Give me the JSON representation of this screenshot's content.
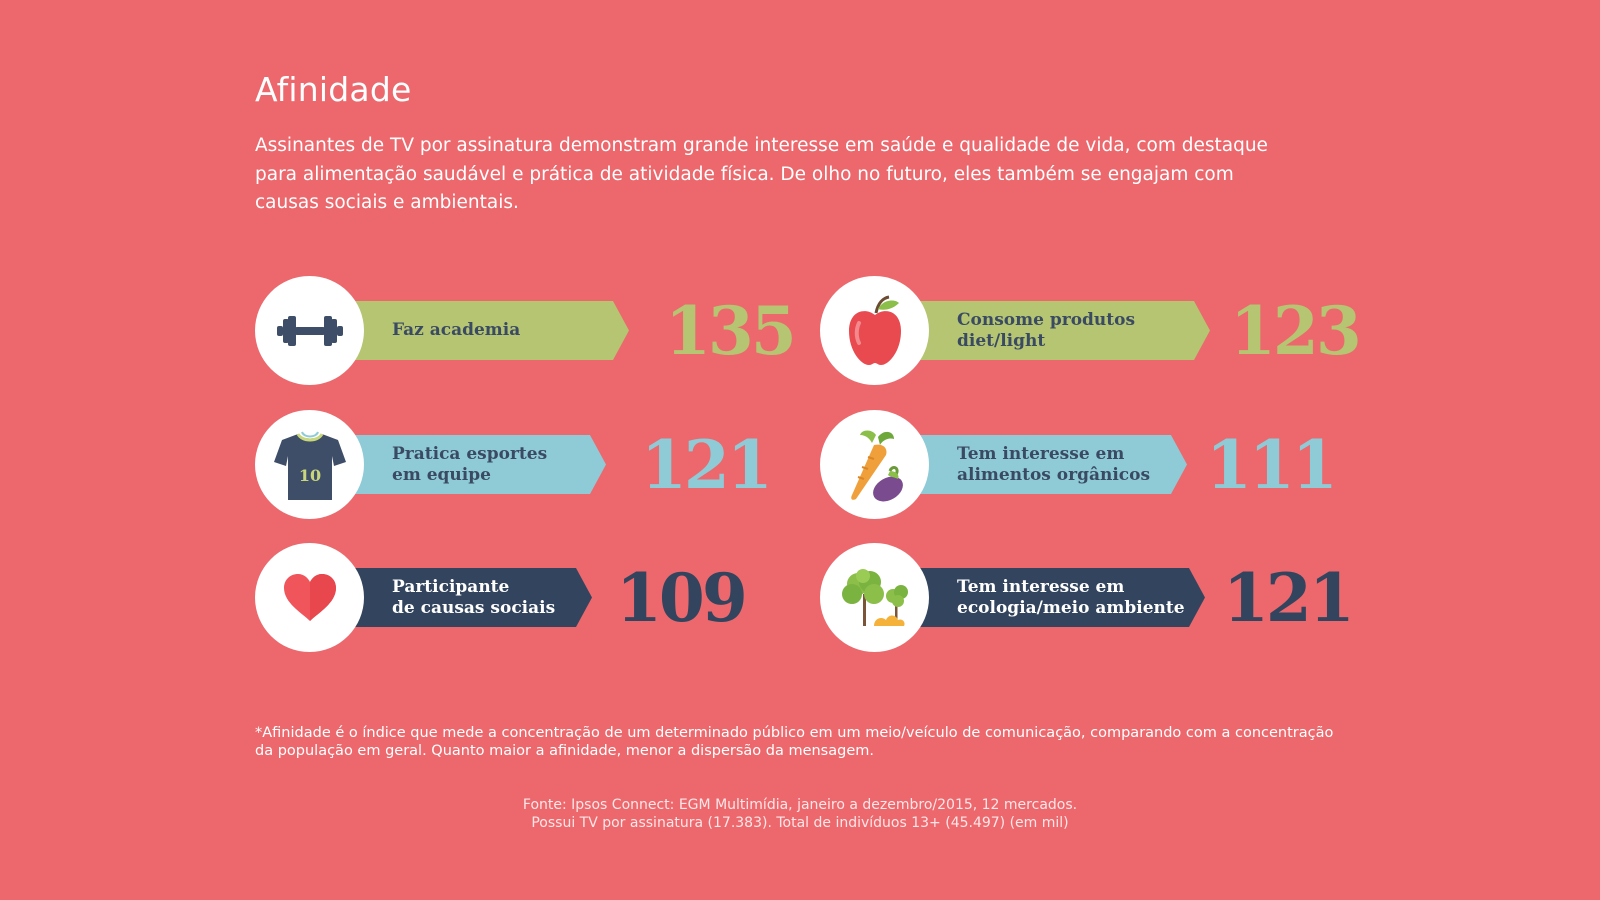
{
  "title": "Afinidade",
  "intro": "Assinantes de TV por assinatura demonstram grande interesse em saúde e qualidade de vida, com destaque para alimentação saudável e prática de atividade física. De olho no futuro, eles também se engajam com causas sociais e ambientais.",
  "chart_data": {
    "type": "table",
    "categories": [
      "Faz academia",
      "Consome produtos diet/light",
      "Pratica esportes em equipe",
      "Tem interesse em alimentos orgânicos",
      "Participante de causas sociais",
      "Tem interesse em ecologia/meio ambiente"
    ],
    "values": [
      135,
      123,
      121,
      111,
      109,
      121
    ]
  },
  "items": [
    {
      "label": "Faz academia",
      "value": "135",
      "icon": "dumbbell-icon",
      "color": "#b5c571"
    },
    {
      "label": "Consome produtos\ndiet/light",
      "value": "123",
      "icon": "apple-icon",
      "color": "#b5c571"
    },
    {
      "label": "Pratica esportes\nem equipe",
      "value": "121",
      "icon": "jersey-icon",
      "jersey_number": "10",
      "color": "#8ecbd6"
    },
    {
      "label": "Tem interesse em\nalimentos orgânicos",
      "value": "111",
      "icon": "vegetables-icon",
      "color": "#8ecbd6"
    },
    {
      "label": "Participante\nde causas sociais",
      "value": "109",
      "icon": "heart-icon",
      "color": "#33455e"
    },
    {
      "label": "Tem interesse em\necologia/meio ambiente",
      "value": "121",
      "icon": "trees-icon",
      "color": "#33455e"
    }
  ],
  "footnote": "*Afinidade é o índice que mede a concentração de um determinado público em um meio/veículo de comunicação, comparando com a concentração da população em geral. Quanto maior a afinidade, menor a dispersão da mensagem.",
  "source": {
    "line1": "Fonte: Ipsos Connect: EGM Multimídia, janeiro a dezembro/2015, 12 mercados.",
    "line2": "Possui TV por assinatura (17.383). Total de indivíduos 13+ (45.497) (em mil)"
  },
  "colors": {
    "background": "#ec686d",
    "green": "#b5c571",
    "blue": "#8ecbd6",
    "navy": "#33455e"
  }
}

________________________

▶ [Requirements]
Go through the data above and transcribe it in full, omitting any image.

▶ [Reply]
Give me the JSON representation of this screenshot's content.
{
  "title": "Afinidade",
  "intro": "Assinantes de TV por assinatura demonstram grande interesse em saúde e qualidade de vida, com destaque para alimentação saudável e prática de atividade física. De olho no futuro, eles também se engajam com causas sociais e ambientais.",
  "chart_data": {
    "type": "table",
    "categories": [
      "Faz academia",
      "Consome produtos diet/light",
      "Pratica esportes em equipe",
      "Tem interesse em alimentos orgânicos",
      "Participante de causas sociais",
      "Tem interesse em ecologia/meio ambiente"
    ],
    "values": [
      135,
      123,
      121,
      111,
      109,
      121
    ]
  },
  "items": [
    {
      "label": "Faz academia",
      "value": "135",
      "icon": "dumbbell-icon",
      "color": "#b5c571"
    },
    {
      "label": "Consome produtos\ndiet/light",
      "value": "123",
      "icon": "apple-icon",
      "color": "#b5c571"
    },
    {
      "label": "Pratica esportes\nem equipe",
      "value": "121",
      "icon": "jersey-icon",
      "jersey_number": "10",
      "color": "#8ecbd6"
    },
    {
      "label": "Tem interesse em\nalimentos orgânicos",
      "value": "111",
      "icon": "vegetables-icon",
      "color": "#8ecbd6"
    },
    {
      "label": "Participante\nde causas sociais",
      "value": "109",
      "icon": "heart-icon",
      "color": "#33455e"
    },
    {
      "label": "Tem interesse em\necologia/meio ambiente",
      "value": "121",
      "icon": "trees-icon",
      "color": "#33455e"
    }
  ],
  "footnote": "*Afinidade é o índice que mede a concentração de um determinado público em um meio/veículo de comunicação, comparando com a concentração da população em geral. Quanto maior a afinidade, menor a dispersão da mensagem.",
  "source": {
    "line1": "Fonte: Ipsos Connect: EGM Multimídia, janeiro a dezembro/2015, 12 mercados.",
    "line2": "Possui TV por assinatura (17.383). Total de indivíduos 13+ (45.497) (em mil)"
  },
  "colors": {
    "background": "#ec686d",
    "green": "#b5c571",
    "blue": "#8ecbd6",
    "navy": "#33455e"
  }
}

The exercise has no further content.